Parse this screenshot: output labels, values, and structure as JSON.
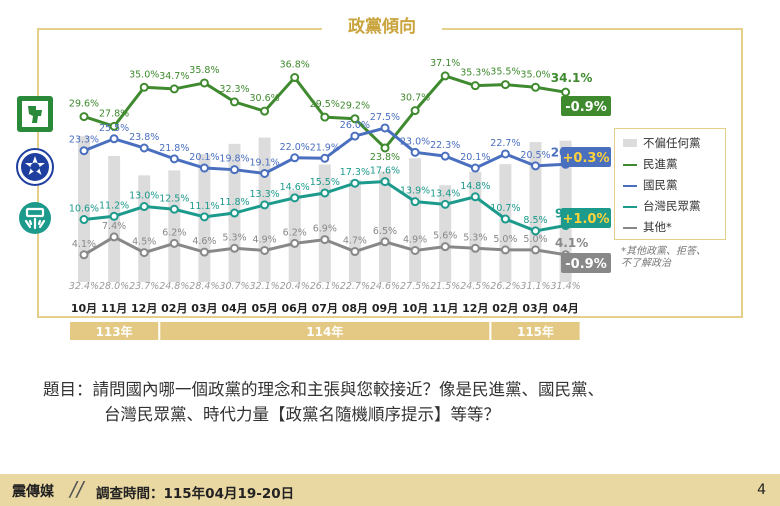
{
  "title": "政黨傾向",
  "colors": {
    "dpp": "#3f8a2e",
    "kmt": "#4a6fbf",
    "tpp": "#1c9a8c",
    "other": "#888888",
    "none": "#dcdcdc",
    "gold": "#c9a33c"
  },
  "legend": {
    "none": "不偏任何黨",
    "dpp": "民進黨",
    "kmt": "國民黨",
    "tpp": "台灣民眾黨",
    "other": "其他*"
  },
  "note": {
    "line1": "*其他政黨、拒答、",
    "line2": "不了解政治"
  },
  "changes": {
    "dpp": "-0.9%",
    "kmt": "+0.3%",
    "tpp": "+1.0%",
    "other": "-0.9%"
  },
  "years": [
    {
      "label": "113年"
    },
    {
      "label": "114年"
    },
    {
      "label": "115年"
    }
  ],
  "question": {
    "line1": "題目：請問國內哪一個政黨的理念和主張與您較接近？像是民進黨、國民黨、",
    "line2": "台灣民眾黨、時代力量【政黨名隨機順序提示】等等？"
  },
  "footer": {
    "brand": "震傳媒",
    "slash": "//",
    "survey": "調查時間：115年04月19-20日",
    "page": "4"
  },
  "chart_data": {
    "type": "line",
    "title": "政黨傾向",
    "categories": [
      "10月",
      "11月",
      "12月",
      "02月",
      "03月",
      "04月",
      "05月",
      "06月",
      "07月",
      "08月",
      "09月",
      "10月",
      "11月",
      "12月",
      "02月",
      "03月",
      "04月"
    ],
    "series": [
      {
        "name": "不偏任何黨",
        "type": "bar",
        "values": [
          32.4,
          28.0,
          23.7,
          24.8,
          28.4,
          30.7,
          32.1,
          20.4,
          26.1,
          22.7,
          24.6,
          27.5,
          21.5,
          24.5,
          26.2,
          31.1,
          31.4
        ],
        "labels": [
          "32.4%",
          "28.0%",
          "23.7%",
          "24.8%",
          "28.4%",
          "30.7%",
          "32.1%",
          "20.4%",
          "26.1%",
          "22.7%",
          "24.6%",
          "27.5%",
          "21.5%",
          "24.5%",
          "26.2%",
          "31.1%",
          "31.4%"
        ]
      },
      {
        "name": "民進黨",
        "values": [
          29.6,
          27.8,
          35.0,
          34.7,
          35.8,
          32.3,
          30.6,
          36.8,
          29.5,
          29.2,
          23.8,
          30.7,
          37.1,
          35.3,
          35.5,
          35.0,
          34.1
        ],
        "labels": [
          "29.6%",
          "27.8%",
          "35.0%",
          "34.7%",
          "35.8%",
          "32.3%",
          "30.6%",
          "36.8%",
          "29.5%",
          "29.2%",
          "23.8%",
          "30.7%",
          "37.1%",
          "35.3%",
          "35.5%",
          "35.0%",
          "34.1%"
        ]
      },
      {
        "name": "國民黨",
        "values": [
          23.3,
          25.5,
          23.8,
          21.8,
          20.1,
          19.8,
          19.1,
          22.0,
          21.9,
          26.0,
          27.5,
          23.0,
          22.3,
          20.1,
          22.7,
          20.5,
          20.8
        ],
        "labels": [
          "23.3%",
          "25.5%",
          "23.8%",
          "21.8%",
          "20.1%",
          "19.8%",
          "19.1%",
          "22.0%",
          "21.9%",
          "26.0%",
          "27.5%",
          "23.0%",
          "22.3%",
          "20.1%",
          "22.7%",
          "20.5%",
          "20.8%"
        ]
      },
      {
        "name": "台灣民眾黨",
        "values": [
          10.6,
          11.2,
          13.0,
          12.5,
          11.1,
          11.8,
          13.3,
          14.6,
          15.5,
          17.3,
          17.6,
          13.9,
          13.4,
          14.8,
          10.7,
          8.5,
          9.5
        ],
        "labels": [
          "10.6%",
          "11.2%",
          "13.0%",
          "12.5%",
          "11.1%",
          "11.8%",
          "13.3%",
          "14.6%",
          "15.5%",
          "17.3%",
          "17.6%",
          "13.9%",
          "13.4%",
          "14.8%",
          "10.7%",
          "8.5%",
          "9.5%"
        ]
      },
      {
        "name": "其他*",
        "values": [
          4.1,
          7.4,
          4.5,
          6.2,
          4.6,
          5.3,
          4.9,
          6.2,
          6.9,
          4.7,
          6.5,
          4.9,
          5.6,
          5.3,
          5.0,
          5.0,
          4.1
        ],
        "labels": [
          "4.1%",
          "7.4%",
          "4.5%",
          "6.2%",
          "4.6%",
          "5.3%",
          "4.9%",
          "6.2%",
          "6.9%",
          "4.7%",
          "6.5%",
          "4.9%",
          "5.6%",
          "5.3%",
          "5.0%",
          "5.0%",
          "4.1%"
        ]
      }
    ]
  }
}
______________________________
▸ Exercise instructions
Copy out the records above in full, exactly as written, but not the pictures.

▸ Output for this exercise
Parse this screenshot: output labels, values, and structure as JSON.
{
  "title": "政黨傾向",
  "colors": {
    "dpp": "#3f8a2e",
    "kmt": "#4a6fbf",
    "tpp": "#1c9a8c",
    "other": "#888888",
    "none": "#dcdcdc",
    "gold": "#c9a33c"
  },
  "legend": {
    "none": "不偏任何黨",
    "dpp": "民進黨",
    "kmt": "國民黨",
    "tpp": "台灣民眾黨",
    "other": "其他*"
  },
  "note": {
    "line1": "*其他政黨、拒答、",
    "line2": "不了解政治"
  },
  "changes": {
    "dpp": "-0.9%",
    "kmt": "+0.3%",
    "tpp": "+1.0%",
    "other": "-0.9%"
  },
  "years": [
    {
      "label": "113年"
    },
    {
      "label": "114年"
    },
    {
      "label": "115年"
    }
  ],
  "question": {
    "line1": "題目：請問國內哪一個政黨的理念和主張與您較接近？像是民進黨、國民黨、",
    "line2": "台灣民眾黨、時代力量【政黨名隨機順序提示】等等？"
  },
  "footer": {
    "brand": "震傳媒",
    "slash": "//",
    "survey": "調查時間：115年04月19-20日",
    "page": "4"
  },
  "chart_data": {
    "type": "line",
    "title": "政黨傾向",
    "categories": [
      "10月",
      "11月",
      "12月",
      "02月",
      "03月",
      "04月",
      "05月",
      "06月",
      "07月",
      "08月",
      "09月",
      "10月",
      "11月",
      "12月",
      "02月",
      "03月",
      "04月"
    ],
    "series": [
      {
        "name": "不偏任何黨",
        "type": "bar",
        "values": [
          32.4,
          28.0,
          23.7,
          24.8,
          28.4,
          30.7,
          32.1,
          20.4,
          26.1,
          22.7,
          24.6,
          27.5,
          21.5,
          24.5,
          26.2,
          31.1,
          31.4
        ],
        "labels": [
          "32.4%",
          "28.0%",
          "23.7%",
          "24.8%",
          "28.4%",
          "30.7%",
          "32.1%",
          "20.4%",
          "26.1%",
          "22.7%",
          "24.6%",
          "27.5%",
          "21.5%",
          "24.5%",
          "26.2%",
          "31.1%",
          "31.4%"
        ]
      },
      {
        "name": "民進黨",
        "values": [
          29.6,
          27.8,
          35.0,
          34.7,
          35.8,
          32.3,
          30.6,
          36.8,
          29.5,
          29.2,
          23.8,
          30.7,
          37.1,
          35.3,
          35.5,
          35.0,
          34.1
        ],
        "labels": [
          "29.6%",
          "27.8%",
          "35.0%",
          "34.7%",
          "35.8%",
          "32.3%",
          "30.6%",
          "36.8%",
          "29.5%",
          "29.2%",
          "23.8%",
          "30.7%",
          "37.1%",
          "35.3%",
          "35.5%",
          "35.0%",
          "34.1%"
        ]
      },
      {
        "name": "國民黨",
        "values": [
          23.3,
          25.5,
          23.8,
          21.8,
          20.1,
          19.8,
          19.1,
          22.0,
          21.9,
          26.0,
          27.5,
          23.0,
          22.3,
          20.1,
          22.7,
          20.5,
          20.8
        ],
        "labels": [
          "23.3%",
          "25.5%",
          "23.8%",
          "21.8%",
          "20.1%",
          "19.8%",
          "19.1%",
          "22.0%",
          "21.9%",
          "26.0%",
          "27.5%",
          "23.0%",
          "22.3%",
          "20.1%",
          "22.7%",
          "20.5%",
          "20.8%"
        ]
      },
      {
        "name": "台灣民眾黨",
        "values": [
          10.6,
          11.2,
          13.0,
          12.5,
          11.1,
          11.8,
          13.3,
          14.6,
          15.5,
          17.3,
          17.6,
          13.9,
          13.4,
          14.8,
          10.7,
          8.5,
          9.5
        ],
        "labels": [
          "10.6%",
          "11.2%",
          "13.0%",
          "12.5%",
          "11.1%",
          "11.8%",
          "13.3%",
          "14.6%",
          "15.5%",
          "17.3%",
          "17.6%",
          "13.9%",
          "13.4%",
          "14.8%",
          "10.7%",
          "8.5%",
          "9.5%"
        ]
      },
      {
        "name": "其他*",
        "values": [
          4.1,
          7.4,
          4.5,
          6.2,
          4.6,
          5.3,
          4.9,
          6.2,
          6.9,
          4.7,
          6.5,
          4.9,
          5.6,
          5.3,
          5.0,
          5.0,
          4.1
        ],
        "labels": [
          "4.1%",
          "7.4%",
          "4.5%",
          "6.2%",
          "4.6%",
          "5.3%",
          "4.9%",
          "6.2%",
          "6.9%",
          "4.7%",
          "6.5%",
          "4.9%",
          "5.6%",
          "5.3%",
          "5.0%",
          "5.0%",
          "4.1%"
        ]
      }
    ]
  }
}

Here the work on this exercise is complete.